++++ 本文 ++++

ヘルスケア&介護・看護・リハビリ業界の応援メディア
ヘルスケア 2024-09-03

「学びたい!」気持ちが後押ししてヨガインストラクターに【もっと知りたい!「ヘルスケア」のお仕事 Vol.158 /mll yoga主宰 カワノミエコさん】#1

ヘスルケア業界のさまざまな職業にフォーカスし、その道で働くプロにお仕事の魅力や経験談を語っていただく連載企画「もっと知りたい! ヘルスケアのお仕事」。

今回はヨガインストラクターとして、ご自身のヨガ教室はもちろん公園や河原、銭湯などユニークな場所でもヨガを指導しているカワノミエコさんにお話しを伺います。

前編では、学びを通してヨガの魅力にどんどんハマっていったこと、ご自身がヨガによって生活スタイルも考え方も変わっていったこと、ご自身の教室を持つまでのいきさつなどについてお話しいただきました。

お話しを伺ったのは…
mll yoga主宰
カワノミエコさん

2021年に全米ヨガライセンスRYT200取得。2022年に南林間クラスと飯能クラスを開講する。2023年にオンラインクラスを立ち上げ、2024年にはご自身の教室のほかにフィットネスクラブで3クラスを受け持つ。

学べば学ぶほどヨガの魅力にハマり、インストラクターの資格を取得!

カワノさんと一緒にヨガを学んだ同期生たちと。ともに学びを深めた同期の絆は、今もずっと続いているそう。

――カワノさんはずっとヨガに興味があったんですか? 

フィットネスクラブのメニューにあるもの…というくらいの認識しかありませんでした。スクールに通い始めたのも、インストラクターになろう!と思っていたワケではなく、ヨガを深く知りたかったからなんです。

――何かを学びたかったということですか?

そうです。子どもが大学生になり、新しい生活や学びにキラキラしている姿を見て、私も何か新しいことにチャレンジしたいなぁと思うようになったんです。

料理が好きなので、お店を開いて料理の道を究めるのも良いかな…とも思いましたが、その当時はコロナもあって難しい。ほかに何をしようか、いろいろ考えた末、ヨガに辿り着きました。子どもを授かるまでダンサーをしていたこともあって、身体を動かすのが好きというのもありました。

――どんなスクールだったんですか?

++++

● **課題 A**
エントリの先頭から「ip-prefix-start: 192.168.0. bbox=[424, 269, 488, 285]」を含む行までについて、「chevron-down-icon」を「arrow-down-icon」に置き換え、ほかは変えずに書き直してください。

++++ 演習用データ ++++

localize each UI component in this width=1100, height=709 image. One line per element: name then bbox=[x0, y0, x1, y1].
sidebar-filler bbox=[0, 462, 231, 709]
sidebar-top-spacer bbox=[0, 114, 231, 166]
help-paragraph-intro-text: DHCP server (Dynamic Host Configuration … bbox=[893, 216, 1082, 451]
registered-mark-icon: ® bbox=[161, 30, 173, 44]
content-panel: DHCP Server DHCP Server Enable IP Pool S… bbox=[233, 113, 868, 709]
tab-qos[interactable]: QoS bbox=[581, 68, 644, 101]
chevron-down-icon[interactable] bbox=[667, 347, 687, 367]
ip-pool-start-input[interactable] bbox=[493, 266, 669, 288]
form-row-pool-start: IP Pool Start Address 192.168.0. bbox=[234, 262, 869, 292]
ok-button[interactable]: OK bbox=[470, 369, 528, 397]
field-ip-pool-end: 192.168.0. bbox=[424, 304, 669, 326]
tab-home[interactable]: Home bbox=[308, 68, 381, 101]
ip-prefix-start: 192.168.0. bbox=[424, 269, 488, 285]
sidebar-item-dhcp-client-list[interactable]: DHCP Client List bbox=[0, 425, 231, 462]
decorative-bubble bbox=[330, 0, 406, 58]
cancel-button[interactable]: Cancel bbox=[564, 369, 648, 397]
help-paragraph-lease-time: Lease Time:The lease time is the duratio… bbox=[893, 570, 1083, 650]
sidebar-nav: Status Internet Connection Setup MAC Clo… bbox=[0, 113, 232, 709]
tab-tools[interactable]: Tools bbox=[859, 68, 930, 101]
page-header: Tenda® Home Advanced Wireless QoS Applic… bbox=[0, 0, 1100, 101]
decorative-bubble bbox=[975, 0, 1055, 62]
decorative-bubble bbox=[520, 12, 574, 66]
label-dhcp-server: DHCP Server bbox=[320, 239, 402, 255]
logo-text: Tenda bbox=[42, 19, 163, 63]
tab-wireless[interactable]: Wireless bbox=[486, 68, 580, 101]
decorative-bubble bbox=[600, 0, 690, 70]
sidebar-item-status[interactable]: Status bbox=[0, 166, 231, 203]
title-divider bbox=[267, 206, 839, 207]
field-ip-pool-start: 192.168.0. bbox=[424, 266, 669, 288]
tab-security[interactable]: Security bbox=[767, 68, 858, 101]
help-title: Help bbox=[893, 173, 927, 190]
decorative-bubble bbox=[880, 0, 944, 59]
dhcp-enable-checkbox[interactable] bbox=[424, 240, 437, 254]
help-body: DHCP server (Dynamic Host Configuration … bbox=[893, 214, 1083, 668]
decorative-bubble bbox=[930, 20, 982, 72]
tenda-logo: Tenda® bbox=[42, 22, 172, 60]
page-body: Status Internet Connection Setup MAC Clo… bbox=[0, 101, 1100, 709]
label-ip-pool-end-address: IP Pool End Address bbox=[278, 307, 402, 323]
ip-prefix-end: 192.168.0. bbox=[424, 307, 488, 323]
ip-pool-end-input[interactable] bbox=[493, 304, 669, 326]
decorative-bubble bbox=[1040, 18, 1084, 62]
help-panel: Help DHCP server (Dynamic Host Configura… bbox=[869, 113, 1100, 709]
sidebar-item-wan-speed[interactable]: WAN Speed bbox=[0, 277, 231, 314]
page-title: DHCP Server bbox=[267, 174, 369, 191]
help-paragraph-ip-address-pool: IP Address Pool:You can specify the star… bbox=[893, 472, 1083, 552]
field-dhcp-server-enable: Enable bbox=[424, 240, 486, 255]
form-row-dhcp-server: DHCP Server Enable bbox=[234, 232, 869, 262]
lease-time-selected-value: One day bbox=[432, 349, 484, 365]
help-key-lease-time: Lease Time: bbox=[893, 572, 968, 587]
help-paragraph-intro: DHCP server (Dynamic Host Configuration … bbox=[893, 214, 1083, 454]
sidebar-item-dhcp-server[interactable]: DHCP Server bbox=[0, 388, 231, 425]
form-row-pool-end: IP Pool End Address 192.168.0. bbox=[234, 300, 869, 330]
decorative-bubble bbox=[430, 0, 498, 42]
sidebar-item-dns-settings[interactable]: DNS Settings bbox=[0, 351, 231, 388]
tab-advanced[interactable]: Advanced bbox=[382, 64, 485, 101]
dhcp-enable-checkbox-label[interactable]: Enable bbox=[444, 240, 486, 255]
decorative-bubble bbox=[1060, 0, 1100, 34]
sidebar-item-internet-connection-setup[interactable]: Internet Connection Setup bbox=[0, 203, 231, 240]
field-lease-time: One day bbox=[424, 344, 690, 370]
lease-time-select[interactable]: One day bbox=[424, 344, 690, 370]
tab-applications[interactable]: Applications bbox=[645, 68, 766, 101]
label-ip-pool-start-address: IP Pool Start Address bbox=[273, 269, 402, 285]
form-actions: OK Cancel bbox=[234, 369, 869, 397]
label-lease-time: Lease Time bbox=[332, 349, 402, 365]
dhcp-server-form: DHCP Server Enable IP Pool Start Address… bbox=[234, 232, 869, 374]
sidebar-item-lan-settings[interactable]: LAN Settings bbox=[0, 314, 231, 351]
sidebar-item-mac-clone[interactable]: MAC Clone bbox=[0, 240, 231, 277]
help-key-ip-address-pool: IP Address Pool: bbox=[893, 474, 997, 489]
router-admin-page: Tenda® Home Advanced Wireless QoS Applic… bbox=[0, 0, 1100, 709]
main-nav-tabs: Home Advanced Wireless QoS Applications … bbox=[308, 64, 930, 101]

++++

● **課題 B**
ヨガインストラクターのインタビュー記事から、「2021年に全米ヨガライセン」で始まる部分を「く知りたかったからなんです。」まで、一字も変えずに写してください。

● **解答例 A**
localize each UI component in this width=1100, height=709 image. One line per element: name then bbox=[x0, y0, x1, y1].
sidebar-filler bbox=[0, 462, 231, 709]
sidebar-top-spacer bbox=[0, 114, 231, 166]
help-paragraph-intro-text: DHCP server (Dynamic Host Configuration … bbox=[893, 216, 1082, 451]
registered-mark-icon: ® bbox=[161, 30, 173, 44]
content-panel: DHCP Server DHCP Server Enable IP Pool S… bbox=[233, 113, 868, 709]
tab-qos[interactable]: QoS bbox=[581, 68, 644, 101]
arrow-down-icon[interactable] bbox=[667, 347, 687, 367]
ip-pool-start-input[interactable] bbox=[493, 266, 669, 288]
form-row-pool-start: IP Pool Start Address 192.168.0. bbox=[234, 262, 869, 292]
ok-button[interactable]: OK bbox=[470, 369, 528, 397]
field-ip-pool-end: 192.168.0. bbox=[424, 304, 669, 326]
tab-home[interactable]: Home bbox=[308, 68, 381, 101]
ip-prefix-start: 192.168.0. bbox=[424, 269, 488, 285]

● **解答例 B**
2021年に全米ヨガライセンスRYT200取得。2022年に南林間クラスと飯能クラスを開講する。2023年にオンラインクラスを立ち上げ、2024年にはご自身の教室のほかにフィットネスクラブで3クラスを受け持つ。

学べば学ぶほどヨガの魅力にハマり、インストラクターの資格を取得!

カワノさんと一緒にヨガを学んだ同期生たちと。ともに学びを深めた同期の絆は、今もずっと続いているそう。

――カワノさんはずっとヨガに興味があったんですか? 

フィットネスクラブのメニューにあるもの…というくらいの認識しかありませんでした。スクールに通い始めたのも、インストラクターになろう!と思っていたワケではなく、ヨガを深く知りたかったからなんです。